Data excerpts:
_ _ _ _

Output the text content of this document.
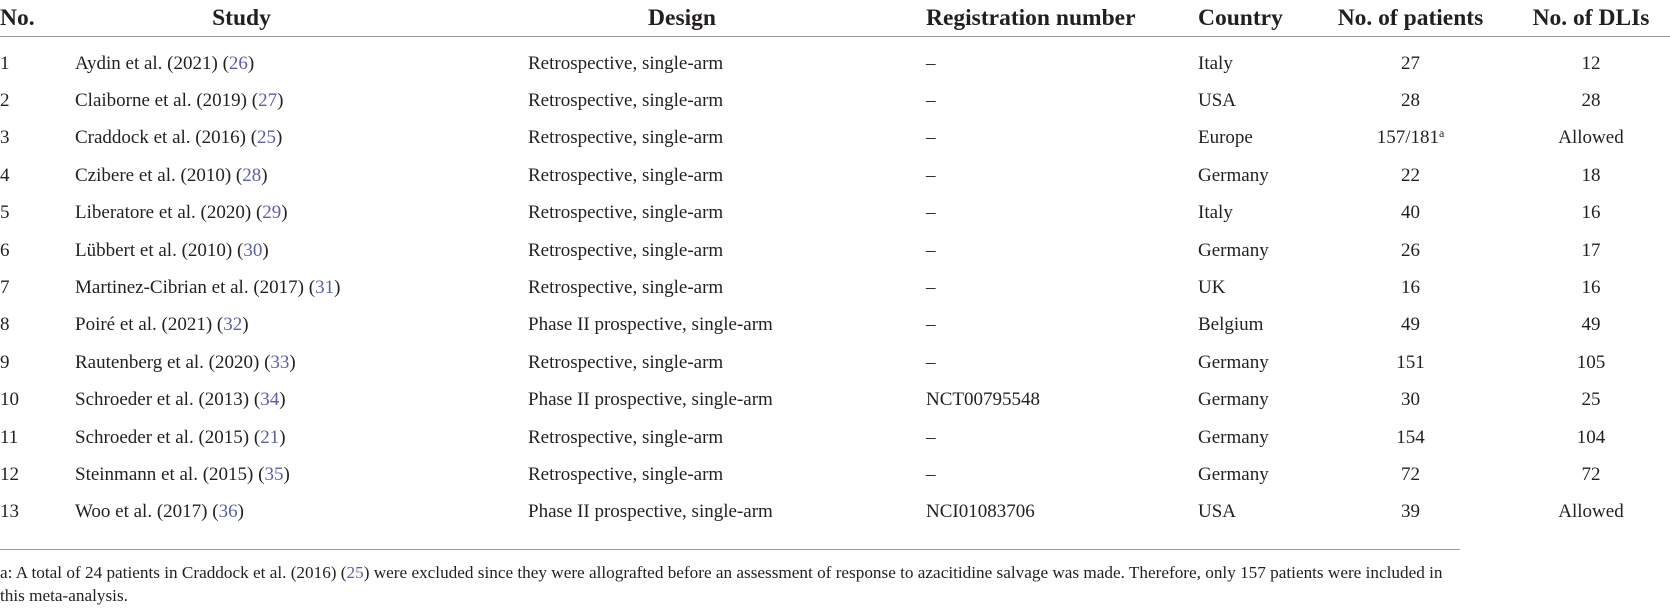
No.	Study	Design	Registration number	Country	No. of patients	No. of DLIs
1	Aydin et al. (2021) (26)	Retrospective, single-arm	–	Italy	27	12
2	Claiborne et al. (2019) (27)	Retrospective, single-arm	–	USA	28	28
3	Craddock et al. (2016) (25)	Retrospective, single-arm	–	Europe	157/181$^a$	Allowed
4	Czibere et al. (2010) (28)	Retrospective, single-arm	–	Germany	22	18
5	Liberatore et al. (2020) (29)	Retrospective, single-arm	–	Italy	40	16
6	Lübbert et al. (2010) (30)	Retrospective, single-arm	–	Germany	26	17
7	Martinez-Cibrian et al. (2017) (31)	Retrospective, single-arm	–	UK	16	16
8	Poiré et al. (2021) (32)	Phase II prospective, single-arm	–	Belgium	49	49
9	Rautenberg et al. (2020) (33)	Retrospective, single-arm	–	Germany	151	105
10	Schroeder et al. (2013) (34)	Phase II prospective, single-arm	NCT00795548	Germany	30	25
11	Schroeder et al. (2015) (21)	Retrospective, single-arm	–	Germany	154	104
12	Steinmann et al. (2015) (35)	Retrospective, single-arm	–	Germany	72	72
13	Woo et al. (2017) (36)	Phase II prospective, single-arm	NCI01083706	USA	39	Allowed
a: A total of 24 patients in Craddock et al. (2016) (25) were excluded since they were allografted before an assessment of response to azacitidine salvage was made. Therefore, only 157 patients were included in this meta-analysis.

_ _ _ _

To do — Every line in the records that holds the word "Italy" should be copied into the answer.

Result of this exercise —
1	Aydin et al. (2021) (26)	Retrospective, single-arm	–	Italy	27	12
5	Liberatore et al. (2020) (29)	Retrospective, single-arm	–	Italy	40	16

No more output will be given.